_STATED TASK_.
Go through the lines below and copy each one that holds the string "your".
— start SUPPLIED INFORMATION —
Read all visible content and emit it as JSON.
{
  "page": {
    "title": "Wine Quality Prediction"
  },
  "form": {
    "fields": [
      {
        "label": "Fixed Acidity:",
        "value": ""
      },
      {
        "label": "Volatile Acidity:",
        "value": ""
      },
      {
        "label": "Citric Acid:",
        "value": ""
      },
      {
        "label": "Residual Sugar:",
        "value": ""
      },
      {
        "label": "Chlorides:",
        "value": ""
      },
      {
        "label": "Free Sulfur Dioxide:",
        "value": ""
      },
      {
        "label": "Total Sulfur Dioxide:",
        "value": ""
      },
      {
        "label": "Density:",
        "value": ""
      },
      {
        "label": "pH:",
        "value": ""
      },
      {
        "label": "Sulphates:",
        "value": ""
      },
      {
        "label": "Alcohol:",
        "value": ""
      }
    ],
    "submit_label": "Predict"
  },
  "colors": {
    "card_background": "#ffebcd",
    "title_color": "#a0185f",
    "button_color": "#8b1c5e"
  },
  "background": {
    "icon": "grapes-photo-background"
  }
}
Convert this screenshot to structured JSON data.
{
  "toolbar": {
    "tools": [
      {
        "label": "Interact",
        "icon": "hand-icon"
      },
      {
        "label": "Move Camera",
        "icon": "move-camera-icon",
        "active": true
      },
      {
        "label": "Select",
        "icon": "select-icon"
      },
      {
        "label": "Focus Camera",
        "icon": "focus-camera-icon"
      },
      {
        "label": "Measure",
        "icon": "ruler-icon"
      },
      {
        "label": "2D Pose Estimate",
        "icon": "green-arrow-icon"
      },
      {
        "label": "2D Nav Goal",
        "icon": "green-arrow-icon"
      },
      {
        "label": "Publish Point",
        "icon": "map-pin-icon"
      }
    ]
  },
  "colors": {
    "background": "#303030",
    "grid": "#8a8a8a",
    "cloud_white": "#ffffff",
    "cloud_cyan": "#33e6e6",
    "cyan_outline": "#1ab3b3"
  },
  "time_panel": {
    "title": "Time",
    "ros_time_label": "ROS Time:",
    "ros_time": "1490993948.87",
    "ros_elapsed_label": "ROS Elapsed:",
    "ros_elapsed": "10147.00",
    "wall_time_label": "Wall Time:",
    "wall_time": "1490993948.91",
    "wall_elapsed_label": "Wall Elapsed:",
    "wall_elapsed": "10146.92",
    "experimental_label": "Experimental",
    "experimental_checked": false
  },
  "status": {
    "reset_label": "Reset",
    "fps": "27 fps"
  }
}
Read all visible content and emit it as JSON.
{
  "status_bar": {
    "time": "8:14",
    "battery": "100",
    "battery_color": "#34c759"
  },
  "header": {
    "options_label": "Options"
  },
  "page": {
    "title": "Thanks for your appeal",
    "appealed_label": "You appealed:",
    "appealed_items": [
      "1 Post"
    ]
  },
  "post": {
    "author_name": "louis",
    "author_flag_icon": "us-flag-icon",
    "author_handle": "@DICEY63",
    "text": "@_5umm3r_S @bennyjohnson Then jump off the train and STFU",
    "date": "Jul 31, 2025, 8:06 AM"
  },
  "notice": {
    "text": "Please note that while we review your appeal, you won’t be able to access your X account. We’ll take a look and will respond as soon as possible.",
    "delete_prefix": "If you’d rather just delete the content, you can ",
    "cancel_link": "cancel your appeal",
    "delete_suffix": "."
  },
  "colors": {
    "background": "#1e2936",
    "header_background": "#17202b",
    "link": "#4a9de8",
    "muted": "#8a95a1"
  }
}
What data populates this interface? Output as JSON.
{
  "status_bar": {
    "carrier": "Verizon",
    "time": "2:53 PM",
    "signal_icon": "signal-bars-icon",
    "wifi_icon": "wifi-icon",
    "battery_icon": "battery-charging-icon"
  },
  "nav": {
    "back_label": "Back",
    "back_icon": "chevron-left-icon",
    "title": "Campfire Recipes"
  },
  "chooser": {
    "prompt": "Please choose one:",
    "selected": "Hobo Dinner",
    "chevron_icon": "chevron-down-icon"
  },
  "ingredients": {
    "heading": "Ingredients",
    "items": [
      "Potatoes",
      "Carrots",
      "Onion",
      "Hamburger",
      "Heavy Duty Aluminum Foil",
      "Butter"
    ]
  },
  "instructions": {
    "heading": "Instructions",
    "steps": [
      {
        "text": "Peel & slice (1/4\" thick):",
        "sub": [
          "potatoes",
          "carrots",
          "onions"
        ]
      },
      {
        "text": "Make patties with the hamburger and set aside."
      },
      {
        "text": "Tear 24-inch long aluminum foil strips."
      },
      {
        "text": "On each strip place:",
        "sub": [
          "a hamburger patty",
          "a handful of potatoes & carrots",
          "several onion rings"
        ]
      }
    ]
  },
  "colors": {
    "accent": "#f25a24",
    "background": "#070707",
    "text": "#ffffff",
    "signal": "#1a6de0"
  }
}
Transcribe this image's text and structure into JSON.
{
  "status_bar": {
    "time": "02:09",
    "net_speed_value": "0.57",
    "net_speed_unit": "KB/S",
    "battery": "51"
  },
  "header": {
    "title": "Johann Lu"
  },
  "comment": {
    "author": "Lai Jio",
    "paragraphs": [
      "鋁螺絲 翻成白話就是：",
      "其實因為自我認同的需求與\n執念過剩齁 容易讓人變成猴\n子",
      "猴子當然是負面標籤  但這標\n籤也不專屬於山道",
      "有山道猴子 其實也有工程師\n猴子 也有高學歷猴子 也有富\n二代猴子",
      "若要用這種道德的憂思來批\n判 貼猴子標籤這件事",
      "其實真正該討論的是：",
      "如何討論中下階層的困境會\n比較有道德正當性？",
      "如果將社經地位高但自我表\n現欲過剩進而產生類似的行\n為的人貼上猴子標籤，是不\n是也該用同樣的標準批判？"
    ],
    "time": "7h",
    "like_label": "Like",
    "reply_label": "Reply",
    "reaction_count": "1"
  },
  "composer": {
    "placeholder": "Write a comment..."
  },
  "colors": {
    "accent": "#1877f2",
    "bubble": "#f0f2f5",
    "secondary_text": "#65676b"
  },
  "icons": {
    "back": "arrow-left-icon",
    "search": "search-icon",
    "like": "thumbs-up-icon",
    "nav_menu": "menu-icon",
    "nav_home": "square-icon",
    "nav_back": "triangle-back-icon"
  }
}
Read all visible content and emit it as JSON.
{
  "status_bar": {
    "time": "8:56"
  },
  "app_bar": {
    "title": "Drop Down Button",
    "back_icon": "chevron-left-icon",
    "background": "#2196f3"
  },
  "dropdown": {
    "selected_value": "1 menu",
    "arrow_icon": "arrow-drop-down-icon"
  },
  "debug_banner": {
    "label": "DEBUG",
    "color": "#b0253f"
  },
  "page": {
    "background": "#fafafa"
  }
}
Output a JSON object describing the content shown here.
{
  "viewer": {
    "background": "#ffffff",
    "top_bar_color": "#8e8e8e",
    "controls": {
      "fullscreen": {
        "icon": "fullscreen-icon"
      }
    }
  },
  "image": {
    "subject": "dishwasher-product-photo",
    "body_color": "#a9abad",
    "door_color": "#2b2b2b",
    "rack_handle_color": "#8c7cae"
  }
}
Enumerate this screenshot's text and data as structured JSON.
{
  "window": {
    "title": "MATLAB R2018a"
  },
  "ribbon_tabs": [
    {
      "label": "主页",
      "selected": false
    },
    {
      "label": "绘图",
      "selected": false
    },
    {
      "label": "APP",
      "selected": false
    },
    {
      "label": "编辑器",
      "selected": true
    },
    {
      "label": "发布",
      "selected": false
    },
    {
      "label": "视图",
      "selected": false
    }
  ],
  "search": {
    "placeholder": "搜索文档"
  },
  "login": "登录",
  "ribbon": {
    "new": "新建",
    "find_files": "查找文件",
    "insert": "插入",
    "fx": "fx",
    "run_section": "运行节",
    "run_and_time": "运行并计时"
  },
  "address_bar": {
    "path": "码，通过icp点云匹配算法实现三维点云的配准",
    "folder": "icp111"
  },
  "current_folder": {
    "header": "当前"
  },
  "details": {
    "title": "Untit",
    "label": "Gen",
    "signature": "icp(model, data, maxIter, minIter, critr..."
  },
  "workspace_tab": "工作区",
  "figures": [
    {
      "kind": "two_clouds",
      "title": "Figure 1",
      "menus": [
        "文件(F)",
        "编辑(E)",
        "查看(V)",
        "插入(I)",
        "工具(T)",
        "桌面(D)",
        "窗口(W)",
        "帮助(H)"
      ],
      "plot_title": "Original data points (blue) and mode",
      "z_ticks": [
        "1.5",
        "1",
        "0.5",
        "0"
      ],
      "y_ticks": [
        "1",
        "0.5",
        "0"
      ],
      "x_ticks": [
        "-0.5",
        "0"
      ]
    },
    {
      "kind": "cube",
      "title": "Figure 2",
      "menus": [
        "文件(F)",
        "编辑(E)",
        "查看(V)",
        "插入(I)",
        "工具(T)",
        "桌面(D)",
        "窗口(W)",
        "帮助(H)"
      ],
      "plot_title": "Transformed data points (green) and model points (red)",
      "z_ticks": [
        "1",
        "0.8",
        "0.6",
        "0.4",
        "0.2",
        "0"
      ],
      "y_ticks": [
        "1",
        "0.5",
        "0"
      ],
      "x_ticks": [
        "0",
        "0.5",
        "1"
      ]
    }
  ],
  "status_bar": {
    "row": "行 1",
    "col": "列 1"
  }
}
— end SUPPLIED INFORMATION —
_RESULT FOR THIS TASK_.
    "title": "Thanks for your appeal",
    "text": "Please note that while we review your appeal, you won’t be able to access your X account. We’ll take a look and will respond as soon as possible.",
    "cancel_link": "cancel your appeal",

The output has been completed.